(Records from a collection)
--------------------------------
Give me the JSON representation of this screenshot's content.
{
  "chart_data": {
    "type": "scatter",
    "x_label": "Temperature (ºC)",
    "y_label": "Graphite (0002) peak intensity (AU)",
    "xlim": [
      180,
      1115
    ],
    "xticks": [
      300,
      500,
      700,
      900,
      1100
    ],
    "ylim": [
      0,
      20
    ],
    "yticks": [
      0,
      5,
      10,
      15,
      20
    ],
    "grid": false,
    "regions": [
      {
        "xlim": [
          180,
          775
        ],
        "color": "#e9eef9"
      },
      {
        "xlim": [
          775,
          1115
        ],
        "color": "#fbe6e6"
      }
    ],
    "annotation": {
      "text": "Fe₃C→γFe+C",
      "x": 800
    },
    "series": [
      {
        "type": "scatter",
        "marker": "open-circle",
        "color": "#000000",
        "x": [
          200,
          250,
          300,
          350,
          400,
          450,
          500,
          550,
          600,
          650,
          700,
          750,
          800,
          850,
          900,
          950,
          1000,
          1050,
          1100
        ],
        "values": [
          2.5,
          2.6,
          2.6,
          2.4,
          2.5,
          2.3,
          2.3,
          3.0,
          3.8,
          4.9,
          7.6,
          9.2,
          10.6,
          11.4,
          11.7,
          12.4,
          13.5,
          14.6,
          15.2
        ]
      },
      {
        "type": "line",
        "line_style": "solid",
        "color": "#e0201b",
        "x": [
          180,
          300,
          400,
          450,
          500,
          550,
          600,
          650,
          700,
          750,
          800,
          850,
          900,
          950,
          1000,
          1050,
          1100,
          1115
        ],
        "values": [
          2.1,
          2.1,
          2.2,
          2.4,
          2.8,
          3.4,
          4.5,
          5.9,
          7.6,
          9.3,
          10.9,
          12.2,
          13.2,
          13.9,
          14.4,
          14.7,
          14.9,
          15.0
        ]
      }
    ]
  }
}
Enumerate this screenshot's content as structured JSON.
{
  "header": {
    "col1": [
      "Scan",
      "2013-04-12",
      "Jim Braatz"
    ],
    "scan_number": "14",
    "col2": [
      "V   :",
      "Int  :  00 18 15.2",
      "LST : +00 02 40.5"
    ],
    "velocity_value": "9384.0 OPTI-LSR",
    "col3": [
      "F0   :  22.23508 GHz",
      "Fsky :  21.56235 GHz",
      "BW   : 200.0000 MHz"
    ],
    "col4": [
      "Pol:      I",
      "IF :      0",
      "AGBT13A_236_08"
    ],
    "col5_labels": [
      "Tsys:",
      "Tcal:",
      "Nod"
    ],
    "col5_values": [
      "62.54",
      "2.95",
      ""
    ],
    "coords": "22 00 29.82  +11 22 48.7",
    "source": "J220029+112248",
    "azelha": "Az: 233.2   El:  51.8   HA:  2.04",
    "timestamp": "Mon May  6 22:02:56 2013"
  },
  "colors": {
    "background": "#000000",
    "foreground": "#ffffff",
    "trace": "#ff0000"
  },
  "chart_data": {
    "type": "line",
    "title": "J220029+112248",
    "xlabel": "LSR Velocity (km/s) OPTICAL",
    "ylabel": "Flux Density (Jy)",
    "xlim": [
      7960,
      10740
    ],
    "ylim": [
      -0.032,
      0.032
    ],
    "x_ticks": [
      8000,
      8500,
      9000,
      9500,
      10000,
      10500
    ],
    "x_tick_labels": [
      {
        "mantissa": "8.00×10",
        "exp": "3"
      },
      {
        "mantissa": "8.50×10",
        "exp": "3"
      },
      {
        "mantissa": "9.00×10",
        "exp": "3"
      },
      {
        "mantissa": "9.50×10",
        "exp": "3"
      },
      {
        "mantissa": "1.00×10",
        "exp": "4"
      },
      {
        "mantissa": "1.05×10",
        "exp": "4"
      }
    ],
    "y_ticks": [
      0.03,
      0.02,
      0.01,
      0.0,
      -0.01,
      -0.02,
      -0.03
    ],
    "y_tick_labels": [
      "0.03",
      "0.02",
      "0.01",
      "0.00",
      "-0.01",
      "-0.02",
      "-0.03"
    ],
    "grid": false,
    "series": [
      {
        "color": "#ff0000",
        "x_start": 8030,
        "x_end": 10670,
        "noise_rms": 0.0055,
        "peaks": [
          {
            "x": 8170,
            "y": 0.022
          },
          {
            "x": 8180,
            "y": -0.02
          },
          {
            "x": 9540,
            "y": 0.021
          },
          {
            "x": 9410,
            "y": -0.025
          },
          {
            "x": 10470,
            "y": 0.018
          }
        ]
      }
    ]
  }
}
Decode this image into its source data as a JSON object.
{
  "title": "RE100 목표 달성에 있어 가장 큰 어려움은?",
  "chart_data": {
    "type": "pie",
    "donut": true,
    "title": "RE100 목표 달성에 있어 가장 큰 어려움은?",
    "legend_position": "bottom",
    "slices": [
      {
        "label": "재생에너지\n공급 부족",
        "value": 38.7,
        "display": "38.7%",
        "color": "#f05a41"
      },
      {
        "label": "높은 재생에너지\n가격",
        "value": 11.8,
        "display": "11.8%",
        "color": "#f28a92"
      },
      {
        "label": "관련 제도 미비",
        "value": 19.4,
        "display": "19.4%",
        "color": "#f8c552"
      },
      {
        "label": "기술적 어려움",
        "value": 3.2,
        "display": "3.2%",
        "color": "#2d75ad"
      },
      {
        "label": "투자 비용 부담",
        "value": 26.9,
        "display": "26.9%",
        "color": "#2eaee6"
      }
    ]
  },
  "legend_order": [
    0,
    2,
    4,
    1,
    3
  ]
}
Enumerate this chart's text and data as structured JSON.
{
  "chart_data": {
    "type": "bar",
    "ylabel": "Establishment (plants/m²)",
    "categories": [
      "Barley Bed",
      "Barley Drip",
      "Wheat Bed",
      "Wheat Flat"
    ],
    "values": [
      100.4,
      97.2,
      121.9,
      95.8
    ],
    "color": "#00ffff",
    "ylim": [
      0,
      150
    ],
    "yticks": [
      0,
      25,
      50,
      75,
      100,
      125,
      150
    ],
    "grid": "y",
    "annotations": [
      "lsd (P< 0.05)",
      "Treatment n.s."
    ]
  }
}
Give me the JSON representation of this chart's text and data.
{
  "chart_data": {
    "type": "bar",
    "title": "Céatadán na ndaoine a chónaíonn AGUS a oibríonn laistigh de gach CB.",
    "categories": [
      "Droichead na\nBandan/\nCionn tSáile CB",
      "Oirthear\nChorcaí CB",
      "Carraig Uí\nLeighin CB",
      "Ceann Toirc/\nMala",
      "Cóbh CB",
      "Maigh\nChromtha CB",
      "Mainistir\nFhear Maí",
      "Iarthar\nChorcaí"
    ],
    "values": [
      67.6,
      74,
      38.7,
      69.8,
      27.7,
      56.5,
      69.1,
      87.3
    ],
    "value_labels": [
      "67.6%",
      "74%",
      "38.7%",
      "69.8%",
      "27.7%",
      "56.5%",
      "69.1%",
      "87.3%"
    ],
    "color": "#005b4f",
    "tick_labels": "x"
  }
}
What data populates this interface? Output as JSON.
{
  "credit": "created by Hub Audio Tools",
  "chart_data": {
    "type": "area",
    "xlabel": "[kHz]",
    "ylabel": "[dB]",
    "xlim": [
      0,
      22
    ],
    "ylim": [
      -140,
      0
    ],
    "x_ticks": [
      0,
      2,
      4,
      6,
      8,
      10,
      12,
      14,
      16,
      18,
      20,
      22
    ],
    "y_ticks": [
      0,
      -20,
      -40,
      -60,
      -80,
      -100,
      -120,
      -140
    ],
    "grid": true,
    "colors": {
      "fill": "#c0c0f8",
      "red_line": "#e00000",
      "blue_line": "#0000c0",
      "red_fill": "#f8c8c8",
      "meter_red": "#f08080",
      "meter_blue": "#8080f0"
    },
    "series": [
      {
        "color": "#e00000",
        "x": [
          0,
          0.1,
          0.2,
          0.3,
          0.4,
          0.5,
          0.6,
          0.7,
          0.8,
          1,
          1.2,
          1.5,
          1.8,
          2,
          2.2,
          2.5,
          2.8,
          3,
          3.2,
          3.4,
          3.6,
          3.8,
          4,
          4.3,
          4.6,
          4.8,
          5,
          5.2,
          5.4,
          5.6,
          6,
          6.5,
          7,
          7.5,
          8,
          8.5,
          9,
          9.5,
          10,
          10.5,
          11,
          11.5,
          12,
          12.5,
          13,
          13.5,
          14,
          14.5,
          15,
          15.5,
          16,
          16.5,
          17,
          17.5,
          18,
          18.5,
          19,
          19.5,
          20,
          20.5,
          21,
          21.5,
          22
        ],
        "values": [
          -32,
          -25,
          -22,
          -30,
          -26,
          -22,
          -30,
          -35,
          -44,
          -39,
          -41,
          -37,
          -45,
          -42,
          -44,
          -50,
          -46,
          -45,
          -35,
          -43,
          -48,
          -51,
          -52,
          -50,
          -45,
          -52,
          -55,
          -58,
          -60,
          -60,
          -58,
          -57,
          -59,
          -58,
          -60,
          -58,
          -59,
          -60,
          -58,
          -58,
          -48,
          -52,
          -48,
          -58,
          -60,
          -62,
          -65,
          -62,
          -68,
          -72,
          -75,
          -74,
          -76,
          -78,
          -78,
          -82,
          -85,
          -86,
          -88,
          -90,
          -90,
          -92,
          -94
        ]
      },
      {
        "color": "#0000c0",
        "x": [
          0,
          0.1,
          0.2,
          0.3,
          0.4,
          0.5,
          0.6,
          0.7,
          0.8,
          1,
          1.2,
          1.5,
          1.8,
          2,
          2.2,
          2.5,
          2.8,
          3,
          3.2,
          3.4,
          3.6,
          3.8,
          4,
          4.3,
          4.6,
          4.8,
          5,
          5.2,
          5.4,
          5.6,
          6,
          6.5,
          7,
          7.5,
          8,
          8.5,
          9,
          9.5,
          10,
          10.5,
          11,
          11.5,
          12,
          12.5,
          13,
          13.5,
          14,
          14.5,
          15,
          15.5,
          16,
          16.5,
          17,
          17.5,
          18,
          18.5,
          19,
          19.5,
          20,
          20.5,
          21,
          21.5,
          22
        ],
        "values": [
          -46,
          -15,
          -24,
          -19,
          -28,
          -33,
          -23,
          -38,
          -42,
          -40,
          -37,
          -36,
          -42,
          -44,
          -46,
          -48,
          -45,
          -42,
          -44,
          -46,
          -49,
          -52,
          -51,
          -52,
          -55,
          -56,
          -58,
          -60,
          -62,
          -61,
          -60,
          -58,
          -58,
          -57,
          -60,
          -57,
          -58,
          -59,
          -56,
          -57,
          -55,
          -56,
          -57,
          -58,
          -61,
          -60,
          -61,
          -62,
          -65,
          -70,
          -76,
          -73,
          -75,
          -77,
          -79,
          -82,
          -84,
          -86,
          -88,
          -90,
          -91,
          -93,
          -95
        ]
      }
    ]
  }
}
--------------------------------
## Stated problem
Search the entries for the word "xlabel" and copy every line that has it.

## Reply
    "xlabel": "LSR Velocity (km/s) OPTICAL",
    "xlabel": "[kHz]",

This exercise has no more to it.